Entries —
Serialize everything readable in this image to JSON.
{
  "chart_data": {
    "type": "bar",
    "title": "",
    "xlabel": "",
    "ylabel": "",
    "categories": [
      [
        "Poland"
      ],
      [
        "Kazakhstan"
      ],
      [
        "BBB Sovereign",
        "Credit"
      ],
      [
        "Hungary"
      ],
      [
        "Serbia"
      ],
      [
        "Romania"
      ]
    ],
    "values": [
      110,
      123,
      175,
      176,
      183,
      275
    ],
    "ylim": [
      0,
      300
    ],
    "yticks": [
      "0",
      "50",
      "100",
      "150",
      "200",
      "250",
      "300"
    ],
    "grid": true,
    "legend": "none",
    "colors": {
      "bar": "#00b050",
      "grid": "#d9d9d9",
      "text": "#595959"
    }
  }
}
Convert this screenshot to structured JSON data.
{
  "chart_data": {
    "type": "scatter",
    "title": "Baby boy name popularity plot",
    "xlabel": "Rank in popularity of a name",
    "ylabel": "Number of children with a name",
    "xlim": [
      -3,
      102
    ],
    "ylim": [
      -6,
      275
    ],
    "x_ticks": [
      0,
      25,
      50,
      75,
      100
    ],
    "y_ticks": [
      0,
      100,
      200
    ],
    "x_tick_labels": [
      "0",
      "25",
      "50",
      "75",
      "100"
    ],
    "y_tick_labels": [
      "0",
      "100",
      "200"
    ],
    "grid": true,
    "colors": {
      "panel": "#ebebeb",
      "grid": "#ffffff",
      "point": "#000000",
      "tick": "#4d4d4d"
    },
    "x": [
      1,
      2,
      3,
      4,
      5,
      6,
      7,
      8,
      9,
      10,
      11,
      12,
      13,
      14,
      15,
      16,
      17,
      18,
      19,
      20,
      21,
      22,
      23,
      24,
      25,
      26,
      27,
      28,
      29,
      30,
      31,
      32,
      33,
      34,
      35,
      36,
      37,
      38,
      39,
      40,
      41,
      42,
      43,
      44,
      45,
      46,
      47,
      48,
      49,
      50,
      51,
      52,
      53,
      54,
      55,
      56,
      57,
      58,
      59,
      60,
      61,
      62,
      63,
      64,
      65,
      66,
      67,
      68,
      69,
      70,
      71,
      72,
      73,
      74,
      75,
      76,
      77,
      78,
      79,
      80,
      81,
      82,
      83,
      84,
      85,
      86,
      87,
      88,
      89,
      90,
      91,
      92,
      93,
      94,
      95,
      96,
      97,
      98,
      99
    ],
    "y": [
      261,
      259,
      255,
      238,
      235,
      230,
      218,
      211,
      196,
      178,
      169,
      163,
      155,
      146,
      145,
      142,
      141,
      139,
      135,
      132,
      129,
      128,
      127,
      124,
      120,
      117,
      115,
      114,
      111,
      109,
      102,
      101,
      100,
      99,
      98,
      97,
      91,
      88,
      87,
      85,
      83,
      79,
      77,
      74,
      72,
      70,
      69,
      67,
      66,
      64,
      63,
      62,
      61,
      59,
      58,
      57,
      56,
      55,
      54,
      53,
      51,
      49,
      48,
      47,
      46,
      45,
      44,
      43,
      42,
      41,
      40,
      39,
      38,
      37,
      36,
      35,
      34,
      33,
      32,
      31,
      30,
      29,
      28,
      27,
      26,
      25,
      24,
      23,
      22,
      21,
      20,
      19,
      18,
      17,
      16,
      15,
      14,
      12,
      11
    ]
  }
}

Instruction — Type out the entries again, word for word.

Written solution —
Serialize everything readable in this image to JSON.
{
  "chart_data": {
    "type": "bar",
    "title": "",
    "xlabel": "",
    "ylabel": "",
    "categories": [
      [
        "Poland"
      ],
      [
        "Kazakhstan"
      ],
      [
        "BBB Sovereign",
        "Credit"
      ],
      [
        "Hungary"
      ],
      [
        "Serbia"
      ],
      [
        "Romania"
      ]
    ],
    "values": [
      110,
      123,
      175,
      176,
      183,
      275
    ],
    "ylim": [
      0,
      300
    ],
    "yticks": [
      "0",
      "50",
      "100",
      "150",
      "200",
      "250",
      "300"
    ],
    "grid": true,
    "legend": "none",
    "colors": {
      "bar": "#00b050",
      "grid": "#d9d9d9",
      "text": "#595959"
    }
  }
}
Convert this screenshot to structured JSON data.
{
  "chart_data": {
    "type": "scatter",
    "title": "Baby boy name popularity plot",
    "xlabel": "Rank in popularity of a name",
    "ylabel": "Number of children with a name",
    "xlim": [
      -3,
      102
    ],
    "ylim": [
      -6,
      275
    ],
    "x_ticks": [
      0,
      25,
      50,
      75,
      100
    ],
    "y_ticks": [
      0,
      100,
      200
    ],
    "x_tick_labels": [
      "0",
      "25",
      "50",
      "75",
      "100"
    ],
    "y_tick_labels": [
      "0",
      "100",
      "200"
    ],
    "grid": true,
    "colors": {
      "panel": "#ebebeb",
      "grid": "#ffffff",
      "point": "#000000",
      "tick": "#4d4d4d"
    },
    "x": [
      1,
      2,
      3,
      4,
      5,
      6,
      7,
      8,
      9,
      10,
      11,
      12,
      13,
      14,
      15,
      16,
      17,
      18,
      19,
      20,
      21,
      22,
      23,
      24,
      25,
      26,
      27,
      28,
      29,
      30,
      31,
      32,
      33,
      34,
      35,
      36,
      37,
      38,
      39,
      40,
      41,
      42,
      43,
      44,
      45,
      46,
      47,
      48,
      49,
      50,
      51,
      52,
      53,
      54,
      55,
      56,
      57,
      58,
      59,
      60,
      61,
      62,
      63,
      64,
      65,
      66,
      67,
      68,
      69,
      70,
      71,
      72,
      73,
      74,
      75,
      76,
      77,
      78,
      79,
      80,
      81,
      82,
      83,
      84,
      85,
      86,
      87,
      88,
      89,
      90,
      91,
      92,
      93,
      94,
      95,
      96,
      97,
      98,
      99
    ],
    "y": [
      261,
      259,
      255,
      238,
      235,
      230,
      218,
      211,
      196,
      178,
      169,
      163,
      155,
      146,
      145,
      142,
      141,
      139,
      135,
      132,
      129,
      128,
      127,
      124,
      120,
      117,
      115,
      114,
      111,
      109,
      102,
      101,
      100,
      99,
      98,
      97,
      91,
      88,
      87,
      85,
      83,
      79,
      77,
      74,
      72,
      70,
      69,
      67,
      66,
      64,
      63,
      62,
      61,
      59,
      58,
      57,
      56,
      55,
      54,
      53,
      51,
      49,
      48,
      47,
      46,
      45,
      44,
      43,
      42,
      41,
      40,
      39,
      38,
      37,
      36,
      35,
      34,
      33,
      32,
      31,
      30,
      29,
      28,
      27,
      26,
      25,
      24,
      23,
      22,
      21,
      20,
      19,
      18,
      17,
      16,
      15,
      14,
      12,
      11
    ]
  }
}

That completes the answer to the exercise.